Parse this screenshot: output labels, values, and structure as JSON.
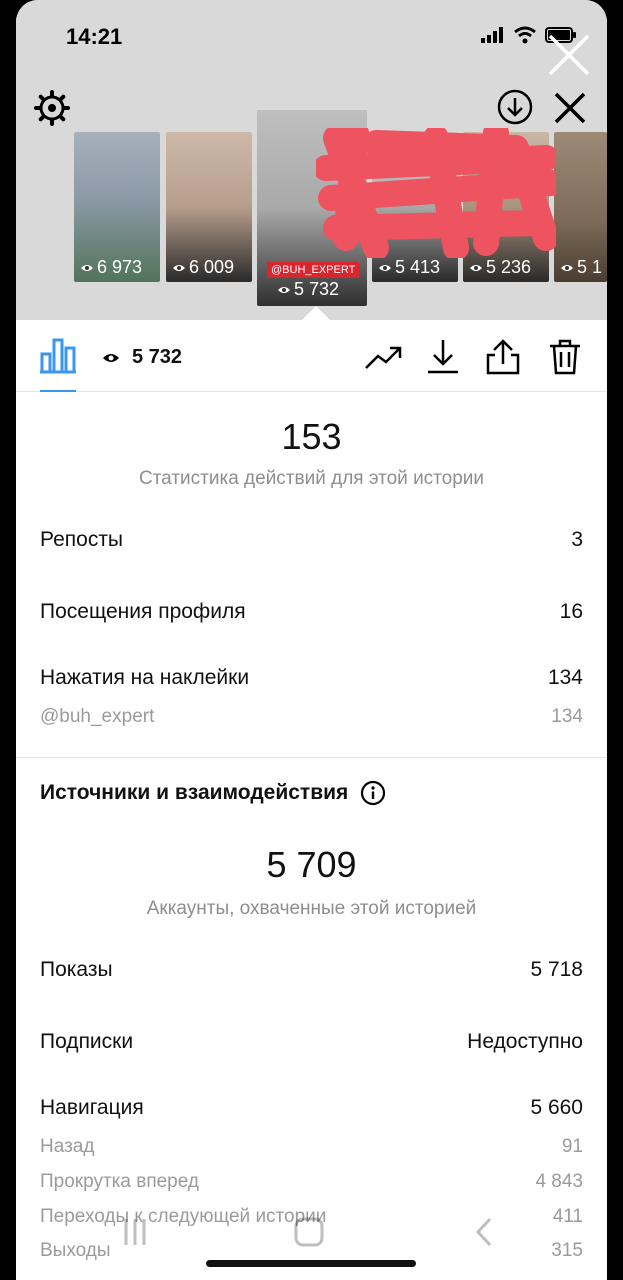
{
  "status_bar": {
    "time": "14:21"
  },
  "stories": [
    {
      "views": "6 973"
    },
    {
      "views": "6 009"
    },
    {
      "views": "5 732",
      "tag": "@BUH_EXPERT",
      "active": true
    },
    {
      "views": "5 413"
    },
    {
      "views": "5 236"
    },
    {
      "views": "5 1"
    }
  ],
  "toolbar": {
    "views": "5 732"
  },
  "actions": {
    "count": "153",
    "caption": "Статистика действий для этой истории",
    "rows": [
      {
        "label": "Репосты",
        "value": "3"
      },
      {
        "label": "Посещения профиля",
        "value": "16"
      },
      {
        "label": "Нажатия на наклейки",
        "value": "134"
      }
    ],
    "sticker_sub": {
      "label": "@buh_expert",
      "value": "134"
    }
  },
  "sources": {
    "title": "Источники и взаимодействия",
    "reach": "5 709",
    "reach_caption": "Аккаунты, охваченные этой историей",
    "impressions": {
      "label": "Показы",
      "value": "5 718"
    },
    "follows": {
      "label": "Подписки",
      "value": "Недоступно"
    },
    "navigation": {
      "label": "Навигация",
      "value": "5 660"
    },
    "nav_rows": [
      {
        "label": "Назад",
        "value": "91"
      },
      {
        "label": "Прокрутка вперед",
        "value": "4 843"
      },
      {
        "label": "Переходы к следующей истории",
        "value": "411"
      },
      {
        "label": "Выходы",
        "value": "315"
      }
    ]
  },
  "colors": {
    "accent": "#3897f0",
    "muted": "#8e8e8e",
    "tag": "#d7262e"
  }
}
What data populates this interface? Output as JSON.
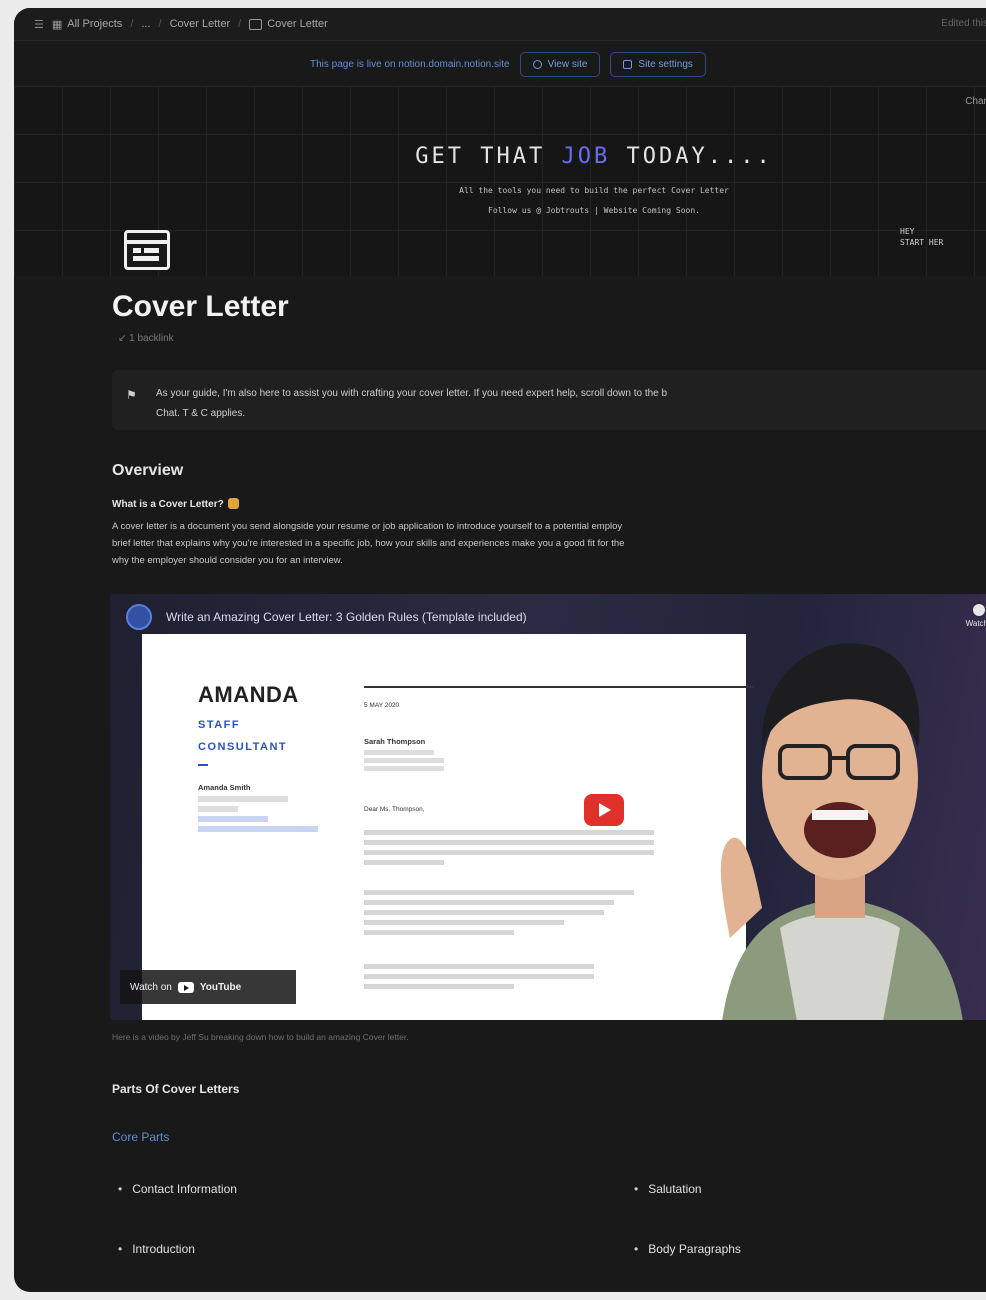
{
  "breadcrumbs": [
    "All Projects",
    "...",
    "Cover Letter",
    "Cover Letter"
  ],
  "edit_info": "Edited this w",
  "banner": {
    "note": "This page is live on notion.domain.notion.site",
    "view_site": "View site",
    "site_settings": "Site settings"
  },
  "cover": {
    "change_cover": "Change c",
    "headline_pre": "GET THAT ",
    "headline_highlight": "JOB",
    "headline_post": " TODAY....",
    "sub1": "All the tools you need to build the perfect Cover Letter",
    "sub2": "Follow us @ Jobtrouts | Website Coming Soon.",
    "start_line1": "HEY",
    "start_line2": "START HER"
  },
  "page": {
    "title": "Cover Letter",
    "backlinks": "↙ 1 backlink"
  },
  "callout": {
    "line1": "As your guide, I'm also here to assist you with crafting your cover letter. If you need expert help, scroll down to the b",
    "line2": "Chat. T & C applies."
  },
  "overview": {
    "heading": "Overview",
    "question": "What is a Cover Letter?",
    "para1": "A cover letter is a document you send alongside your resume or job application to introduce yourself to a potential employ",
    "para2": "brief letter that explains why you're interested in a specific job, how your skills and experiences make you a good fit for the",
    "para3": "why the employer should consider you for an interview."
  },
  "video": {
    "title": "Write an Amazing Cover Letter: 3 Golden Rules (Template included)",
    "watch_later": "Watch l",
    "watch_on": "Watch on",
    "youtube": "YouTube",
    "doc_name": "AMANDA",
    "doc_role1": "STAFF",
    "doc_role2": "CONSULTANT",
    "doc_contact_name": "Amanda Smith",
    "doc_date": "5 MAY 2020",
    "doc_recipient": "Sarah Thompson",
    "doc_greeting": "Dear Ms. Thompson,"
  },
  "caption": "Here is a video by Jeff Su breaking down how to build an amazing Cover letter.",
  "parts": {
    "heading": "Parts Of Cover Letters",
    "core_link": "Core Parts",
    "items": [
      "Contact Information",
      "Salutation",
      "Introduction",
      "Body Paragraphs"
    ]
  }
}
----------
# [Problem requirements]
Each line that holds the word "JSON" should be extracted from the records.

# [Solution below]
Parse this screenshot: output labels, values, and structure as JSON.
What data populates this interface? Output as JSON.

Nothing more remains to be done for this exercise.